**Supplied information:**
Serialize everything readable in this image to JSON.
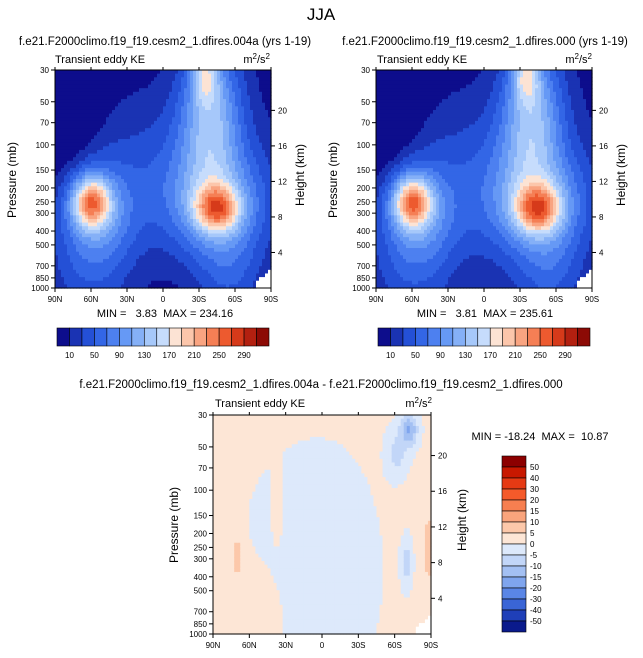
{
  "page_title": "JJA",
  "chart_data": [
    {
      "type": "heatmap",
      "title": "f.e21.F2000climo.f19_f19.cesm2_1.dfires.004a (yrs 1-19)",
      "subtitle": "Transient eddy KE",
      "units": "m²/s²",
      "ylabel": "Pressure (mb)",
      "y2label": "Height (km)",
      "x_ticks": [
        "90N",
        "60N",
        "30N",
        "0",
        "30S",
        "60S",
        "90S"
      ],
      "y_ticks": [
        "30",
        "50",
        "70",
        "100",
        "150",
        "200",
        "250",
        "300",
        "400",
        "500",
        "700",
        "850",
        "1000"
      ],
      "y2_ticks": [
        "20",
        "16",
        "12",
        "8",
        "4"
      ],
      "stats": "MIN =   3.83  MAX = 234.16",
      "colorbar_labels": [
        "10",
        "50",
        "90",
        "130",
        "170",
        "210",
        "250",
        "290"
      ],
      "features": [
        {
          "lat": 60,
          "p": 250,
          "peak": 170
        },
        {
          "lat": -45,
          "p": 280,
          "peak": 234.16
        },
        {
          "lat": -35,
          "p": 32,
          "peak": 140
        }
      ]
    },
    {
      "type": "heatmap",
      "title": "f.e21.F2000climo.f19_f19.cesm2_1.dfires.000 (yrs 1-19)",
      "subtitle": "Transient eddy KE",
      "units": "m²/s²",
      "ylabel": "Pressure (mb)",
      "y2label": "Height (km)",
      "x_ticks": [
        "90N",
        "60N",
        "30N",
        "0",
        "30S",
        "60S",
        "90S"
      ],
      "y_ticks": [
        "30",
        "50",
        "70",
        "100",
        "150",
        "200",
        "250",
        "300",
        "400",
        "500",
        "700",
        "850",
        "1000"
      ],
      "y2_ticks": [
        "20",
        "16",
        "12",
        "8",
        "4"
      ],
      "stats": "MIN =   3.81  MAX = 235.61",
      "colorbar_labels": [
        "10",
        "50",
        "90",
        "130",
        "170",
        "210",
        "250",
        "290"
      ],
      "features": [
        {
          "lat": 60,
          "p": 250,
          "peak": 172
        },
        {
          "lat": -45,
          "p": 280,
          "peak": 235.61
        },
        {
          "lat": -35,
          "p": 32,
          "peak": 145
        }
      ]
    },
    {
      "type": "heatmap",
      "title": "f.e21.F2000climo.f19_f19.cesm2_1.dfires.004a - f.e21.F2000climo.f19_f19.cesm2_1.dfires.000",
      "subtitle": "Transient eddy KE",
      "units": "m²/s²",
      "ylabel": "Pressure (mb)",
      "y2label": "Height (km)",
      "x_ticks": [
        "90N",
        "60N",
        "30N",
        "0",
        "30S",
        "60S",
        "90S"
      ],
      "y_ticks": [
        "30",
        "50",
        "70",
        "100",
        "150",
        "200",
        "250",
        "300",
        "400",
        "500",
        "700",
        "850",
        "1000"
      ],
      "y2_ticks": [
        "20",
        "16",
        "12",
        "8",
        "4"
      ],
      "stats": "MIN = -18.24  MAX =  10.87",
      "colorbar_labels": [
        "50",
        "40",
        "30",
        "20",
        "15",
        "10",
        "5",
        "0",
        "-5",
        "-10",
        "-15",
        "-20",
        "-30",
        "-40",
        "-50"
      ]
    }
  ],
  "colors": {
    "ke_colorbar": [
      "#0d0d8c",
      "#1a33b3",
      "#2450d6",
      "#3366e6",
      "#4d80f0",
      "#6699f5",
      "#85b0f7",
      "#a6c8fa",
      "#c6dcfc",
      "#fce3d4",
      "#fcc6ab",
      "#f9a481",
      "#f57f55",
      "#ed5a2f",
      "#d63a1a",
      "#b32010",
      "#8c0a05"
    ],
    "diff_colorbar": [
      "#8c0000",
      "#c81800",
      "#e63a14",
      "#f55a2a",
      "#f77f50",
      "#f9a47c",
      "#fcc8aa",
      "#fde6d6",
      "#dde9fb",
      "#c2d6f8",
      "#a3c0f3",
      "#7fa5ee",
      "#5a86e6",
      "#3a65d6",
      "#1f3fb8",
      "#0a1a8c"
    ]
  }
}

**Task instructions:** Write out every record above exactly as it stands, but leave out the pictures.

**Solved problem:**
Serialize everything readable in this image to JSON.
{
  "page_title": "JJA",
  "chart_data": [
    {
      "type": "heatmap",
      "title": "f.e21.F2000climo.f19_f19.cesm2_1.dfires.004a (yrs 1-19)",
      "subtitle": "Transient eddy KE",
      "units": "m²/s²",
      "ylabel": "Pressure (mb)",
      "y2label": "Height (km)",
      "x_ticks": [
        "90N",
        "60N",
        "30N",
        "0",
        "30S",
        "60S",
        "90S"
      ],
      "y_ticks": [
        "30",
        "50",
        "70",
        "100",
        "150",
        "200",
        "250",
        "300",
        "400",
        "500",
        "700",
        "850",
        "1000"
      ],
      "y2_ticks": [
        "20",
        "16",
        "12",
        "8",
        "4"
      ],
      "stats": "MIN =   3.83  MAX = 234.16",
      "colorbar_labels": [
        "10",
        "50",
        "90",
        "130",
        "170",
        "210",
        "250",
        "290"
      ],
      "features": [
        {
          "lat": 60,
          "p": 250,
          "peak": 170
        },
        {
          "lat": -45,
          "p": 280,
          "peak": 234.16
        },
        {
          "lat": -35,
          "p": 32,
          "peak": 140
        }
      ]
    },
    {
      "type": "heatmap",
      "title": "f.e21.F2000climo.f19_f19.cesm2_1.dfires.000 (yrs 1-19)",
      "subtitle": "Transient eddy KE",
      "units": "m²/s²",
      "ylabel": "Pressure (mb)",
      "y2label": "Height (km)",
      "x_ticks": [
        "90N",
        "60N",
        "30N",
        "0",
        "30S",
        "60S",
        "90S"
      ],
      "y_ticks": [
        "30",
        "50",
        "70",
        "100",
        "150",
        "200",
        "250",
        "300",
        "400",
        "500",
        "700",
        "850",
        "1000"
      ],
      "y2_ticks": [
        "20",
        "16",
        "12",
        "8",
        "4"
      ],
      "stats": "MIN =   3.81  MAX = 235.61",
      "colorbar_labels": [
        "10",
        "50",
        "90",
        "130",
        "170",
        "210",
        "250",
        "290"
      ],
      "features": [
        {
          "lat": 60,
          "p": 250,
          "peak": 172
        },
        {
          "lat": -45,
          "p": 280,
          "peak": 235.61
        },
        {
          "lat": -35,
          "p": 32,
          "peak": 145
        }
      ]
    },
    {
      "type": "heatmap",
      "title": "f.e21.F2000climo.f19_f19.cesm2_1.dfires.004a - f.e21.F2000climo.f19_f19.cesm2_1.dfires.000",
      "subtitle": "Transient eddy KE",
      "units": "m²/s²",
      "ylabel": "Pressure (mb)",
      "y2label": "Height (km)",
      "x_ticks": [
        "90N",
        "60N",
        "30N",
        "0",
        "30S",
        "60S",
        "90S"
      ],
      "y_ticks": [
        "30",
        "50",
        "70",
        "100",
        "150",
        "200",
        "250",
        "300",
        "400",
        "500",
        "700",
        "850",
        "1000"
      ],
      "y2_ticks": [
        "20",
        "16",
        "12",
        "8",
        "4"
      ],
      "stats": "MIN = -18.24  MAX =  10.87",
      "colorbar_labels": [
        "50",
        "40",
        "30",
        "20",
        "15",
        "10",
        "5",
        "0",
        "-5",
        "-10",
        "-15",
        "-20",
        "-30",
        "-40",
        "-50"
      ]
    }
  ],
  "colors": {
    "ke_colorbar": [
      "#0d0d8c",
      "#1a33b3",
      "#2450d6",
      "#3366e6",
      "#4d80f0",
      "#6699f5",
      "#85b0f7",
      "#a6c8fa",
      "#c6dcfc",
      "#fce3d4",
      "#fcc6ab",
      "#f9a481",
      "#f57f55",
      "#ed5a2f",
      "#d63a1a",
      "#b32010",
      "#8c0a05"
    ],
    "diff_colorbar": [
      "#8c0000",
      "#c81800",
      "#e63a14",
      "#f55a2a",
      "#f77f50",
      "#f9a47c",
      "#fcc8aa",
      "#fde6d6",
      "#dde9fb",
      "#c2d6f8",
      "#a3c0f3",
      "#7fa5ee",
      "#5a86e6",
      "#3a65d6",
      "#1f3fb8",
      "#0a1a8c"
    ]
  }
}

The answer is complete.